» INFORMATION GIVEN:
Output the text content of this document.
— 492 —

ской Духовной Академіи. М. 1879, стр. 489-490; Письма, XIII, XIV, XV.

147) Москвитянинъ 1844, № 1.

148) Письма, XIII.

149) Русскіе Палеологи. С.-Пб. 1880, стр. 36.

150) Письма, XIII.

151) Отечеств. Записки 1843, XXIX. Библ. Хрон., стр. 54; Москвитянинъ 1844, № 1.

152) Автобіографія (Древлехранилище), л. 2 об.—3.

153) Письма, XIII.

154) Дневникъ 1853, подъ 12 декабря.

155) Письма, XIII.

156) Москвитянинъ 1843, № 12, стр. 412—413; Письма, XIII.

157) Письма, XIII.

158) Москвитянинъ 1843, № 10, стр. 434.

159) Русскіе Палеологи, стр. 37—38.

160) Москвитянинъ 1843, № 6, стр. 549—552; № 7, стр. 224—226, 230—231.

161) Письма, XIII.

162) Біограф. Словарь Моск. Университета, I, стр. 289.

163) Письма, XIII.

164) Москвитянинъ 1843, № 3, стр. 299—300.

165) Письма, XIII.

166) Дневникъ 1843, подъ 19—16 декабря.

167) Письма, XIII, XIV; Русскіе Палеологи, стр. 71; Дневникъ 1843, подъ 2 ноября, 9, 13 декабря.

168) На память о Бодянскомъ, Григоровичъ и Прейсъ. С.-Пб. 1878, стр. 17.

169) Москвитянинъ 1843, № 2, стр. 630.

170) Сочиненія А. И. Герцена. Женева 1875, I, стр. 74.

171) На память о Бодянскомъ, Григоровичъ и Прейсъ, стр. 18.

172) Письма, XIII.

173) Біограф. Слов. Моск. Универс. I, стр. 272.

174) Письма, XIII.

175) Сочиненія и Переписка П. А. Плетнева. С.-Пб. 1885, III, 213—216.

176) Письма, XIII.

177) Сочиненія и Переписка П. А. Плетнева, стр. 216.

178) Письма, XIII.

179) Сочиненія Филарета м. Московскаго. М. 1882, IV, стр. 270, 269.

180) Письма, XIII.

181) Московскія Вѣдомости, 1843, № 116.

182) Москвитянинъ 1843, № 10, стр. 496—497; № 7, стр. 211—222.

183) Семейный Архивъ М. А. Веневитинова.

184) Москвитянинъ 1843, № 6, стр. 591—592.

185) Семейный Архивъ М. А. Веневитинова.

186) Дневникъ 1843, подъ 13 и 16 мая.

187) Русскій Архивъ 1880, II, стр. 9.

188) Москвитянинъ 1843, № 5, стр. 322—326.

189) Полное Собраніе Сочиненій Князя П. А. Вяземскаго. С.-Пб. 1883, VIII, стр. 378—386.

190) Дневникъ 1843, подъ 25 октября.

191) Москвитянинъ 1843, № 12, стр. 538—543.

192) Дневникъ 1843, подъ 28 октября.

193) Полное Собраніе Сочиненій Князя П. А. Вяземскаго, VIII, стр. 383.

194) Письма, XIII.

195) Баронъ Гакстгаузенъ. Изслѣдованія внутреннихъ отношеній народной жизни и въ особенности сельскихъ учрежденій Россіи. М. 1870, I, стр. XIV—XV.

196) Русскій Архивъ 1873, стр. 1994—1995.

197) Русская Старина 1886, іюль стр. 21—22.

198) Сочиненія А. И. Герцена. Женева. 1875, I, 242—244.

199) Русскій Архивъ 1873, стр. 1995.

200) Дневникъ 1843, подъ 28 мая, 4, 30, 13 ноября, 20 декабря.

» SET EXERCISE:
Give every line of the material again, exactly as it reads.

» RESULT FOR THIS EXERCISE:
Output the text content of this document.
— 492 —

ской Духовной Академіи. М. 1879, стр. 489-490; Письма, XIII, XIV, XV.

147) Москвитянинъ 1844, № 1.

148) Письма, XIII.

149) Русскіе Палеологи. С.-Пб. 1880, стр. 36.

150) Письма, XIII.

151) Отечеств. Записки 1843, XXIX. Библ. Хрон., стр. 54; Москвитянинъ 1844, № 1.

152) Автобіографія (Древлехранилище), л. 2 об.—3.

153) Письма, XIII.

154) Дневникъ 1853, подъ 12 декабря.

155) Письма, XIII.

156) Москвитянинъ 1843, № 12, стр. 412—413; Письма, XIII.

157) Письма, XIII.

158) Москвитянинъ 1843, № 10, стр. 434.

159) Русскіе Палеологи, стр. 37—38.

160) Москвитянинъ 1843, № 6, стр. 549—552; № 7, стр. 224—226, 230—231.

161) Письма, XIII.

162) Біограф. Словарь Моск. Университета, I, стр. 289.

163) Письма, XIII.

164) Москвитянинъ 1843, № 3, стр. 299—300.

165) Письма, XIII.

166) Дневникъ 1843, подъ 19—16 декабря.

167) Письма, XIII, XIV; Русскіе Палеологи, стр. 71; Дневникъ 1843, подъ 2 ноября, 9, 13 декабря.

168) На память о Бодянскомъ, Григоровичъ и Прейсъ. С.-Пб. 1878, стр. 17.

169) Москвитянинъ 1843, № 2, стр. 630.

170) Сочиненія А. И. Герцена. Женева 1875, I, стр. 74.

171) На память о Бодянскомъ, Григоровичъ и Прейсъ, стр. 18.

172) Письма, XIII.

173) Біограф. Слов. Моск. Универс. I, стр. 272.

174) Письма, XIII.

175) Сочиненія и Переписка П. А. Плетнева. С.-Пб. 1885, III, 213—216.

176) Письма, XIII.

177) Сочиненія и Переписка П. А. Плетнева, стр. 216.

178) Письма, XIII.

179) Сочиненія Филарета м. Московскаго. М. 1882, IV, стр. 270, 269.

180) Письма, XIII.

181) Московскія Вѣдомости, 1843, № 116.

182) Москвитянинъ 1843, № 10, стр. 496—497; № 7, стр. 211—222.

183) Семейный Архивъ М. А. Веневитинова.

184) Москвитянинъ 1843, № 6, стр. 591—592.

185) Семейный Архивъ М. А. Веневитинова.

186) Дневникъ 1843, подъ 13 и 16 мая.

187) Русскій Архивъ 1880, II, стр. 9.

188) Москвитянинъ 1843, № 5, стр. 322—326.

189) Полное Собраніе Сочиненій Князя П. А. Вяземскаго. С.-Пб. 1883, VIII, стр. 378—386.

190) Дневникъ 1843, подъ 25 октября.

191) Москвитянинъ 1843, № 12, стр. 538—543.

192) Дневникъ 1843, подъ 28 октября.

193) Полное Собраніе Сочиненій Князя П. А. Вяземскаго, VIII, стр. 383.

194) Письма, XIII.

195) Баронъ Гакстгаузенъ. Изслѣдованія внутреннихъ отношеній народной жизни и въ особенности сельскихъ учрежденій Россіи. М. 1870, I, стр. XIV—XV.

196) Русскій Архивъ 1873, стр. 1994—1995.

197) Русская Старина 1886, іюль стр. 21—22.

198) Сочиненія А. И. Герцена. Женева. 1875, I, 242—244.

199) Русскій Архивъ 1873, стр. 1995.

200) Дневникъ 1843, подъ 28 мая, 4, 30, 13 ноября, 20 декабря.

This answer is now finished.